Dataset records
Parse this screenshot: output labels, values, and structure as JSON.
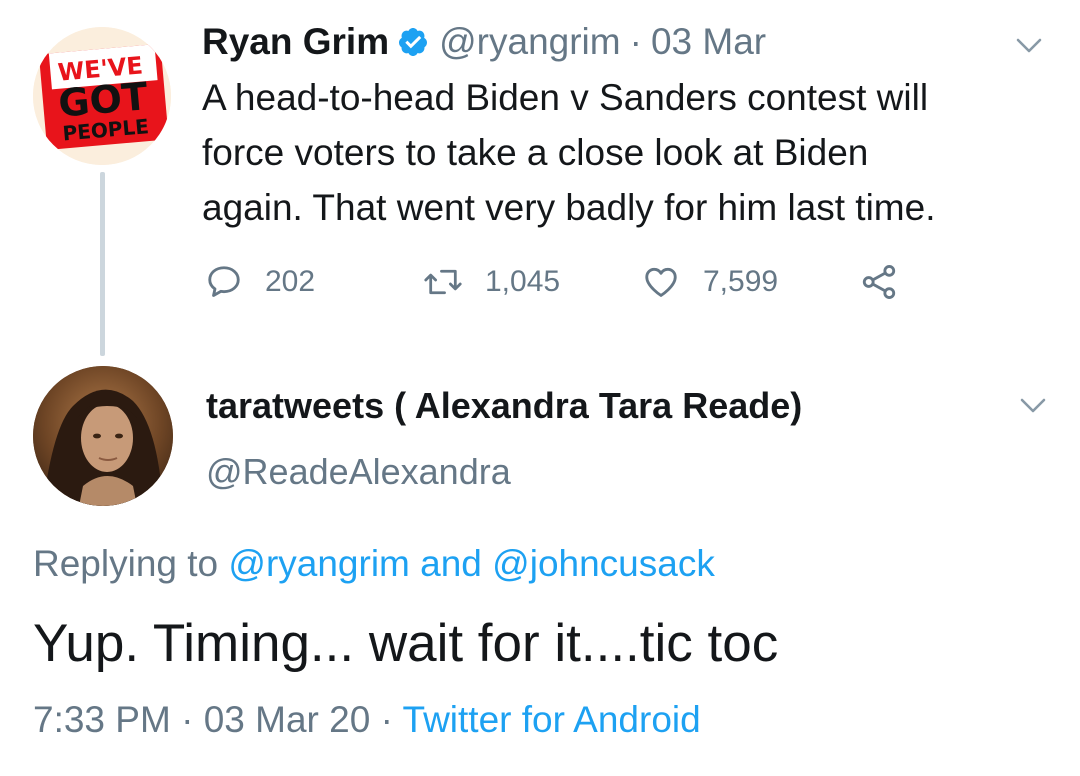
{
  "parent_tweet": {
    "author_name": "Ryan Grim",
    "handle": "@ryangrim",
    "separator": "·",
    "date": "03 Mar",
    "verified": true,
    "avatar": {
      "icon": "we-got-people-sign",
      "line1": "WE'VE",
      "line2": "GOT",
      "line3": "PEOPLE"
    },
    "body_lines": [
      "A head-to-head Biden v Sanders contest will",
      "force voters to take a close look at Biden",
      "again. That went very badly for him last time."
    ],
    "actions": {
      "replies": "202",
      "retweets": "1,045",
      "likes": "7,599"
    }
  },
  "reply_tweet": {
    "author_name": "taratweets ( Alexandra Tara Reade)",
    "handle": "@ReadeAlexandra",
    "replying_prefix": "Replying to",
    "replying_to_1": "@ryangrim",
    "replying_and": "and",
    "replying_to_2": "@johncusack",
    "text": "Yup. Timing... wait for it....tic toc",
    "time": "7:33 PM",
    "separator": "·",
    "date": "03 Mar 20",
    "source": "Twitter for Android"
  },
  "colors": {
    "text_primary": "#14171a",
    "text_secondary": "#657786",
    "link": "#1da1f2",
    "thread_line": "#ccd6dd",
    "avatar_sign_red": "#e8141b"
  }
}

◆ INSTRUCTIONS FOR THE TASK
Copy out every line where the word "ryangrim" occurs.

◆ RESPONSE
    "handle": "@ryangrim",
    "replying_to_1": "@ryangrim",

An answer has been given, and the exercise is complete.